* **Task directions**: Repeat everything from the line containing "What elements are" down to the line containing "table-cell: 41 <box>299 178 396 232</box>", word for word, with both of those lines included.

>> START Records shown

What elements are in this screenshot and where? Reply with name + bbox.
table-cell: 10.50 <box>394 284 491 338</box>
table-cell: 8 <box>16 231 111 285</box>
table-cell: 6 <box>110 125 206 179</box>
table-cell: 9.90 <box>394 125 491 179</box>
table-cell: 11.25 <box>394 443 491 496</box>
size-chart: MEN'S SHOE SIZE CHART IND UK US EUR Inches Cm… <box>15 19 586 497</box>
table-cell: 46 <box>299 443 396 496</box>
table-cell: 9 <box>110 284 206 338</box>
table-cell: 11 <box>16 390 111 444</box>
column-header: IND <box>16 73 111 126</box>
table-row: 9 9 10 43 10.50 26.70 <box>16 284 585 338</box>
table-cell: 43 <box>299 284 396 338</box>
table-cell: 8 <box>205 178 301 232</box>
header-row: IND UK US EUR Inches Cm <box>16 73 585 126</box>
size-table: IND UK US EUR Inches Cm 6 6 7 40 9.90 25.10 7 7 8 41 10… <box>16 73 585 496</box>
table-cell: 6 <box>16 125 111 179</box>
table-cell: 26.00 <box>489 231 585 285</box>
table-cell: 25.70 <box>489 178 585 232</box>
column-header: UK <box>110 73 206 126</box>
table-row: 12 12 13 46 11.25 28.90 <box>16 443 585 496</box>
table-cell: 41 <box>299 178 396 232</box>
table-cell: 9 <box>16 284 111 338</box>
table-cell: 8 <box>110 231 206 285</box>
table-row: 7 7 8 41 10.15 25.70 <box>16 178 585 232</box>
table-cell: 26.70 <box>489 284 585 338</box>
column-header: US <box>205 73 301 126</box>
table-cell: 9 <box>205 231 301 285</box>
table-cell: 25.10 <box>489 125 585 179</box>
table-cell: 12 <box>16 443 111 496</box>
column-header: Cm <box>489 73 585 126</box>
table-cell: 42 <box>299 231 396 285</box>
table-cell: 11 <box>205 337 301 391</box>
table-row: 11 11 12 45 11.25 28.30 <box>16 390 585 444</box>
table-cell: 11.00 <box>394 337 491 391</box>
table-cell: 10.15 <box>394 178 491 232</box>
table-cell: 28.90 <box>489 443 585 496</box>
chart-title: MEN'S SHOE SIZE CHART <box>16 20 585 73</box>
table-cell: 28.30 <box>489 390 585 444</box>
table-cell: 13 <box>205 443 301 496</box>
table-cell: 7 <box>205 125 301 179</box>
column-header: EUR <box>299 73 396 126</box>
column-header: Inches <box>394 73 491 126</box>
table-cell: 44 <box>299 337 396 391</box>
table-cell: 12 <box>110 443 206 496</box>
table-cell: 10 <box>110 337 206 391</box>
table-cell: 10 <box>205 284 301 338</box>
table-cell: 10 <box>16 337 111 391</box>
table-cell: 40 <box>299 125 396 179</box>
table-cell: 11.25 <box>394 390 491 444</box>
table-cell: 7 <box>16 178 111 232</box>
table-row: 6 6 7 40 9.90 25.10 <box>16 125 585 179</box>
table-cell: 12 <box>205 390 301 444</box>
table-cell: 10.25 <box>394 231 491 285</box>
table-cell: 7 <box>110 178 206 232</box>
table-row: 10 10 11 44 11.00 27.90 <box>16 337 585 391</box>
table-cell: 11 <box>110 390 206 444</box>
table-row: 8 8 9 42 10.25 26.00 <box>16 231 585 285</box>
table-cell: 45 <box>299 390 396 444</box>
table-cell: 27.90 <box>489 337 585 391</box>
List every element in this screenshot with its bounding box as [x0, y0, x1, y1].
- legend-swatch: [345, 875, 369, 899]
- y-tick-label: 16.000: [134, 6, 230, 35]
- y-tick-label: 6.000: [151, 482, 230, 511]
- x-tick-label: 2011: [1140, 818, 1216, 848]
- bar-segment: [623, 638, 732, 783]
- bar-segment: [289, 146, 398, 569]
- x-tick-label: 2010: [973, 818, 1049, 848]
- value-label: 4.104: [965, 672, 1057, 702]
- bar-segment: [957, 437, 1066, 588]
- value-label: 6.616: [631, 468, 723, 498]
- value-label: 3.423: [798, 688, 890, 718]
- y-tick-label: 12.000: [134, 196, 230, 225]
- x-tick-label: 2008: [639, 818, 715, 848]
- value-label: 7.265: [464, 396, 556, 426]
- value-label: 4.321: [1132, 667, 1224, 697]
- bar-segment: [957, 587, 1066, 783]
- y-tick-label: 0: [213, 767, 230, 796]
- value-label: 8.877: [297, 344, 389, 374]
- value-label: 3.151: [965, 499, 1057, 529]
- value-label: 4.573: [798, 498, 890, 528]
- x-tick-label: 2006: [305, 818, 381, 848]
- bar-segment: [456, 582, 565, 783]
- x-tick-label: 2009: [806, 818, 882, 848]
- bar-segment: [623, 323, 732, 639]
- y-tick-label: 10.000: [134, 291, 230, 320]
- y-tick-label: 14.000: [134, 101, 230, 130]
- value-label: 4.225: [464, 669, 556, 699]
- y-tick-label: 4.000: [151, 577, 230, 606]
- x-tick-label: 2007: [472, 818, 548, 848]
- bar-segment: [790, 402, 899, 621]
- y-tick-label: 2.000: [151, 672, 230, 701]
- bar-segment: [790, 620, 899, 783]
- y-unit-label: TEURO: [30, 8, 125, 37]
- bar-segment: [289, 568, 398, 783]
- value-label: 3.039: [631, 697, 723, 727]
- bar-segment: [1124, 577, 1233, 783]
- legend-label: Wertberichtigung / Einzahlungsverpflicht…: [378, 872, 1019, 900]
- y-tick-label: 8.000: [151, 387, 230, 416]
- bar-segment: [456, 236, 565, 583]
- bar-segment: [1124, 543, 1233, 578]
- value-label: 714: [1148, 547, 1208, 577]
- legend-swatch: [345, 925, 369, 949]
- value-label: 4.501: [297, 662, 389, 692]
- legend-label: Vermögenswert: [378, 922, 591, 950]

>> END Records shown
>> START Records shown

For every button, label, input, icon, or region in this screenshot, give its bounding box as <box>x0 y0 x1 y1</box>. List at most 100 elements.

>> END Records shown

* **Task solution**:
What elements are in this screenshot and where? Reply with name + bbox.
table-cell: 10.50 <box>394 284 491 338</box>
table-cell: 8 <box>16 231 111 285</box>
table-cell: 6 <box>110 125 206 179</box>
table-cell: 9.90 <box>394 125 491 179</box>
table-cell: 11.25 <box>394 443 491 496</box>
size-chart: MEN'S SHOE SIZE CHART IND UK US EUR Inches Cm… <box>15 19 586 497</box>
table-cell: 46 <box>299 443 396 496</box>
table-cell: 9 <box>110 284 206 338</box>
table-cell: 11 <box>16 390 111 444</box>
column-header: IND <box>16 73 111 126</box>
table-row: 9 9 10 43 10.50 26.70 <box>16 284 585 338</box>
table-cell: 43 <box>299 284 396 338</box>
table-cell: 8 <box>205 178 301 232</box>
header-row: IND UK US EUR Inches Cm <box>16 73 585 126</box>
size-table: IND UK US EUR Inches Cm 6 6 7 40 9.90 25.10 7 7 8 41 10… <box>16 73 585 496</box>
table-cell: 6 <box>16 125 111 179</box>
table-cell: 26.00 <box>489 231 585 285</box>
table-cell: 25.70 <box>489 178 585 232</box>
column-header: UK <box>110 73 206 126</box>
table-row: 12 12 13 46 11.25 28.90 <box>16 443 585 496</box>
table-cell: 41 <box>299 178 396 232</box>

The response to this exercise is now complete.